_Given instruction:_ From the entries below, copy every line where the string "quartz" appears.

(Stored data entries)
.....

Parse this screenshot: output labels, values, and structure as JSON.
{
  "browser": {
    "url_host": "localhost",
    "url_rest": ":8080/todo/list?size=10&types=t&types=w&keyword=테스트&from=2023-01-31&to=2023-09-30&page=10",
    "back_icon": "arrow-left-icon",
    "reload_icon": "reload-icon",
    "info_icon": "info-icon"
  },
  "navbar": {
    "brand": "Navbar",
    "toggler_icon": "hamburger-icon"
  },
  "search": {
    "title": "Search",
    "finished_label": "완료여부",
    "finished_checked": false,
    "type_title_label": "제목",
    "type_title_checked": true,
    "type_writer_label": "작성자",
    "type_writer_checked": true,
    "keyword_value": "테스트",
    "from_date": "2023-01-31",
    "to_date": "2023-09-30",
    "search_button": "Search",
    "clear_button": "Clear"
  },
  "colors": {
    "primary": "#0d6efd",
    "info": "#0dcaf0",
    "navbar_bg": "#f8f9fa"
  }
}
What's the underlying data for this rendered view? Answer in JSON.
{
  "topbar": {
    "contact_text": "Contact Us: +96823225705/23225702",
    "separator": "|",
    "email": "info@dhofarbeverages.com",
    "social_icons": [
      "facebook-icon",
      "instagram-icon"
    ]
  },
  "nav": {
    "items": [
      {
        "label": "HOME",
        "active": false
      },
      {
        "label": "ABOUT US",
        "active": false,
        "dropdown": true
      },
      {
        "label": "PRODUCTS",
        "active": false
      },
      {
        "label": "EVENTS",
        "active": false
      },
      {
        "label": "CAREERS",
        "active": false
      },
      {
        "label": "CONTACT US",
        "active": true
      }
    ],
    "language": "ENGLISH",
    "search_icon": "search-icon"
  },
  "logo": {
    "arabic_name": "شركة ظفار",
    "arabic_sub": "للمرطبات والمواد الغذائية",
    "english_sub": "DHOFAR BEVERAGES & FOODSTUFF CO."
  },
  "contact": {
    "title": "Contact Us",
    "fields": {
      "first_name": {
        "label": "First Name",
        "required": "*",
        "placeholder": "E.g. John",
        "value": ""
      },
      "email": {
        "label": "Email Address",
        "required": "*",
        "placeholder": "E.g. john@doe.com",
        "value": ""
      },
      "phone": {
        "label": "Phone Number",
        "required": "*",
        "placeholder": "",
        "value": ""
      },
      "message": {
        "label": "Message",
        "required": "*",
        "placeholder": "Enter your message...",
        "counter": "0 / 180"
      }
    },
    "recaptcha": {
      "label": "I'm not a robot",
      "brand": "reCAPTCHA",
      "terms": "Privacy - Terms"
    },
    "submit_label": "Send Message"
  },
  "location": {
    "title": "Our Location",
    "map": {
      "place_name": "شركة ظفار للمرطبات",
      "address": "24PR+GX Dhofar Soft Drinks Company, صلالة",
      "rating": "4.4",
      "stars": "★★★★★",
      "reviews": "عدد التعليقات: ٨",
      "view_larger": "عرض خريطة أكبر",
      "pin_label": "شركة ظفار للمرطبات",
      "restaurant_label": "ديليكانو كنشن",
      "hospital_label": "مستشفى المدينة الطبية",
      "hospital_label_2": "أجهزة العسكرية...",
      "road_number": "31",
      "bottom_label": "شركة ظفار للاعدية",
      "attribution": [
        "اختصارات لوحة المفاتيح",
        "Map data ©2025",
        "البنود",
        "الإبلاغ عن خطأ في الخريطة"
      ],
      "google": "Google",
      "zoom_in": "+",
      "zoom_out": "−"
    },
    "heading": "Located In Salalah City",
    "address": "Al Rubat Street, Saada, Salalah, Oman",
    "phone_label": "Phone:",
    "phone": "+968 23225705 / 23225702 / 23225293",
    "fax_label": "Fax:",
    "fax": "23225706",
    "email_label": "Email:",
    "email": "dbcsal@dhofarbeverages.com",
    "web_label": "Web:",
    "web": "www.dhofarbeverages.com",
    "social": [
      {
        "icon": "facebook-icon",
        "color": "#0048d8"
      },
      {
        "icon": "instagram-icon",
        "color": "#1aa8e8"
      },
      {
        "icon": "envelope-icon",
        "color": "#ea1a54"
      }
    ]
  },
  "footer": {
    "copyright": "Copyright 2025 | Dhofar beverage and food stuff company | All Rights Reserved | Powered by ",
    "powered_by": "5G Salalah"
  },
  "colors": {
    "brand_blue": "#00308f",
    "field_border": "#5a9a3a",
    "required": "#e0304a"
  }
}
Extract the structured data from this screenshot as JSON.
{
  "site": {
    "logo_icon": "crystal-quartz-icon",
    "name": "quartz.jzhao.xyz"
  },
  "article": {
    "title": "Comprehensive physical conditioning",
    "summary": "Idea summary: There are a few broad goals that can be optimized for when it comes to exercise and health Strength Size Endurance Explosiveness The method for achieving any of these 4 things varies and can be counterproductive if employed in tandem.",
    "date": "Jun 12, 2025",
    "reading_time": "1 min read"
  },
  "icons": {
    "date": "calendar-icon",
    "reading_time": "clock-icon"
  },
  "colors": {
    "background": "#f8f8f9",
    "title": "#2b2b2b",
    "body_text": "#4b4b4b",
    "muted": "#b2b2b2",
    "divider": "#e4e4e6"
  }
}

.....

_Answer to this problem:_
    "logo_icon": "crystal-quartz-icon",
    "name": "quartz.jzhao.xyz"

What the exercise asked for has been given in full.